▸ **PROBLEM TO SOLVE**
Find every line with the word "normalsound" and give their count, nothing else.

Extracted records
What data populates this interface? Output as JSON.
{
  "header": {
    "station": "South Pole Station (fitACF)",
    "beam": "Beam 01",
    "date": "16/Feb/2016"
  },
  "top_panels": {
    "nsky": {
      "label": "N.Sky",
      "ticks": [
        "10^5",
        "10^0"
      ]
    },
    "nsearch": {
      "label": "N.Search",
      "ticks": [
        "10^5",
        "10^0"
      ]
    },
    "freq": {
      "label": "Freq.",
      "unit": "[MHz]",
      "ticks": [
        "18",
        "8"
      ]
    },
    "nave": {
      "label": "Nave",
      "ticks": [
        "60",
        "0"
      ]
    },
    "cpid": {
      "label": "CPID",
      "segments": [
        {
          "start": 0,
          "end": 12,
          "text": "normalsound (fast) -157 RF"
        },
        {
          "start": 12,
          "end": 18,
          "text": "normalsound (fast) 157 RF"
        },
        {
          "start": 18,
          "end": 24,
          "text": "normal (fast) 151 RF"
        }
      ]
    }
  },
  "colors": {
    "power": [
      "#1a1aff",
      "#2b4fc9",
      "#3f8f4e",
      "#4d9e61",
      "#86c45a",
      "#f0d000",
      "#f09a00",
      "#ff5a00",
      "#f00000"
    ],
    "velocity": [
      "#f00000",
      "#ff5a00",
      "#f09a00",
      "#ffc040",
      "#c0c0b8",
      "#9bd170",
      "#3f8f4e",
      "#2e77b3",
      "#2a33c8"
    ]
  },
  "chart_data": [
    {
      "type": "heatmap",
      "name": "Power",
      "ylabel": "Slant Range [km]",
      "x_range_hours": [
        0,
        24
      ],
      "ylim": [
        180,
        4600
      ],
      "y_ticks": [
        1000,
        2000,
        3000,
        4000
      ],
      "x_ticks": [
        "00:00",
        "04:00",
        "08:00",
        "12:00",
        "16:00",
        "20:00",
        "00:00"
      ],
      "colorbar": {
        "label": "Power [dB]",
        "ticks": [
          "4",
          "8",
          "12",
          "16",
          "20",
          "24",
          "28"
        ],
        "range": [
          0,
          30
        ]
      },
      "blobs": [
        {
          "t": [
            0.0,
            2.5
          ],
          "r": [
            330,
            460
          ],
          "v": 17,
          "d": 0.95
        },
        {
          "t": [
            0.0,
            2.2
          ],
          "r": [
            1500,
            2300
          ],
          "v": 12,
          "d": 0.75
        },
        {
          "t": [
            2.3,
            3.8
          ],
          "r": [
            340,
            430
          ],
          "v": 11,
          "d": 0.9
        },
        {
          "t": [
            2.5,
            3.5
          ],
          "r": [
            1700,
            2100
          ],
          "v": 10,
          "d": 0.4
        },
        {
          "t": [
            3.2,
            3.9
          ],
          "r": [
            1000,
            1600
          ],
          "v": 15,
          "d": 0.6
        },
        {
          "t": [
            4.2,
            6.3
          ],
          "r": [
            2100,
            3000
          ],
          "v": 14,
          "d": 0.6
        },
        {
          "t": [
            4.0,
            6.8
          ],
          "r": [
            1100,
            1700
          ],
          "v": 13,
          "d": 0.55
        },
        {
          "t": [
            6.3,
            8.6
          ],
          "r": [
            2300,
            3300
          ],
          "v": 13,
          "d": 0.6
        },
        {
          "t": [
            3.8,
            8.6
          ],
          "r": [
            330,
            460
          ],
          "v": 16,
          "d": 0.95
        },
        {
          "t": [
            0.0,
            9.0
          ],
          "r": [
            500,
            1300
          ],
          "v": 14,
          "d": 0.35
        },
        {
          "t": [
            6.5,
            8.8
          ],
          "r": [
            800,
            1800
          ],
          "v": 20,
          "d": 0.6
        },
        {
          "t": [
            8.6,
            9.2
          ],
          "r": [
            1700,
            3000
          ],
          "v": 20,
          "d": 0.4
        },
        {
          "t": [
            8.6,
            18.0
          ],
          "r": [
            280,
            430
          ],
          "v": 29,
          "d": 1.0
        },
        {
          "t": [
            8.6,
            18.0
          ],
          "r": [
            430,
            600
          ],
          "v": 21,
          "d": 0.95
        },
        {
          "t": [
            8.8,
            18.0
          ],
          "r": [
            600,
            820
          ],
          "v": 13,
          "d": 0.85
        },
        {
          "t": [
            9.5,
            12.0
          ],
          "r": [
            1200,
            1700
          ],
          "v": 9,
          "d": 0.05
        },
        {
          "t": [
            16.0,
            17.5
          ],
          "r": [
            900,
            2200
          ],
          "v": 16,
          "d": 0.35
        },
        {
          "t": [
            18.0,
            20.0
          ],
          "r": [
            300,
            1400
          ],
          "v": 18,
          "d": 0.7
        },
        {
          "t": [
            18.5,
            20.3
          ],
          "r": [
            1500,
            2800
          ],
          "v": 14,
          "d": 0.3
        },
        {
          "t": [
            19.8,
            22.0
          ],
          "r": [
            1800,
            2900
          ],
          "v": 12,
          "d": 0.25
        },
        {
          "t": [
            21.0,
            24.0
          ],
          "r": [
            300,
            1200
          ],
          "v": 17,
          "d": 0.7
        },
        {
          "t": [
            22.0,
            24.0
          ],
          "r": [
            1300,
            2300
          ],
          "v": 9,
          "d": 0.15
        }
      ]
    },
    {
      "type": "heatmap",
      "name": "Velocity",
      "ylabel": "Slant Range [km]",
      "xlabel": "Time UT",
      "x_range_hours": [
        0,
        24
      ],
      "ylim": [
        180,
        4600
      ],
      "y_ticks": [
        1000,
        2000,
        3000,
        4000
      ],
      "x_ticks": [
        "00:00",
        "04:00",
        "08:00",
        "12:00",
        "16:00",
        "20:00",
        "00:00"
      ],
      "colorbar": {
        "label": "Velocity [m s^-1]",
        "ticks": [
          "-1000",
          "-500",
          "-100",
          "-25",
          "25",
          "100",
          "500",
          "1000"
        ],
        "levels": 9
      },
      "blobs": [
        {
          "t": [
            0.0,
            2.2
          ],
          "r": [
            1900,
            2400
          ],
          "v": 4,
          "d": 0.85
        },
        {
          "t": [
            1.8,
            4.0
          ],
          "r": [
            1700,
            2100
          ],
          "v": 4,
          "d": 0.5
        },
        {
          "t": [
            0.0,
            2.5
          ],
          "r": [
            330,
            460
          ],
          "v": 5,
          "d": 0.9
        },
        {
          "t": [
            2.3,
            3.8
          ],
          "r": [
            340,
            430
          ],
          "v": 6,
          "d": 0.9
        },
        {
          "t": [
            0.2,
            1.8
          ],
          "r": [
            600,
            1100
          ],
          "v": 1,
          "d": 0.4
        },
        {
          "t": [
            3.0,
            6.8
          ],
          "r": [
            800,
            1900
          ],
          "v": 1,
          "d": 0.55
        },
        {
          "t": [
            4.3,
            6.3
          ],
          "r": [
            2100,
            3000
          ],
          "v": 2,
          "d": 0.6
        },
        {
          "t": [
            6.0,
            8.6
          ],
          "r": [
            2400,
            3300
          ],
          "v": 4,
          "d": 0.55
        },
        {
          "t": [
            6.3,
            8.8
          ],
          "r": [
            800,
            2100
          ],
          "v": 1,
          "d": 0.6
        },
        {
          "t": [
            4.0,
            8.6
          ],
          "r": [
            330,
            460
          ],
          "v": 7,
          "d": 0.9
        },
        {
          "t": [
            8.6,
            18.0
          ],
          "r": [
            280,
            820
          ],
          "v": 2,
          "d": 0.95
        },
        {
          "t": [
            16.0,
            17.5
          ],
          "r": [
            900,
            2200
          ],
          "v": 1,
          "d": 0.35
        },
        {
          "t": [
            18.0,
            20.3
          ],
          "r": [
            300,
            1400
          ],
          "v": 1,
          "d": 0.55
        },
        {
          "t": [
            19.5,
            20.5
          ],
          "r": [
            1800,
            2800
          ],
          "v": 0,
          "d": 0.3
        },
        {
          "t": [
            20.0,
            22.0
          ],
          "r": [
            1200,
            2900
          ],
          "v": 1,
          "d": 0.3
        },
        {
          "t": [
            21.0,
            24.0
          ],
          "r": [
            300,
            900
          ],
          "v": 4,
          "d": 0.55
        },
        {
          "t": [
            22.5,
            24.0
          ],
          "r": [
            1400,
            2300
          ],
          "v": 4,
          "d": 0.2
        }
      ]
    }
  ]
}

▸ **THE ANSWER**
2